Collection entries:
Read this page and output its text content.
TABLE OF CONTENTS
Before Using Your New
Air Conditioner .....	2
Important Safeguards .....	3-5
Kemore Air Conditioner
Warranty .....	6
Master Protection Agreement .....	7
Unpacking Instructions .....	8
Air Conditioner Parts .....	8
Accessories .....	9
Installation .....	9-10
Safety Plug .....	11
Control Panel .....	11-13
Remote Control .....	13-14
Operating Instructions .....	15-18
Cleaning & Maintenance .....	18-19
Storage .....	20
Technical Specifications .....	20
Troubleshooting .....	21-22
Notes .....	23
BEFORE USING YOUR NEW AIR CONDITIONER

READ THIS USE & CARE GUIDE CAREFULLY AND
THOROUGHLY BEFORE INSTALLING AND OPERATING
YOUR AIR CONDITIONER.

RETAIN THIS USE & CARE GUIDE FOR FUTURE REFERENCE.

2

What to produce |
Show every line in the records above that contains the word "CARE".

Finished task |
READ THIS USE & CARE GUIDE CAREFULLY AND
RETAIN THIS USE & CARE GUIDE FOR FUTURE REFERENCE.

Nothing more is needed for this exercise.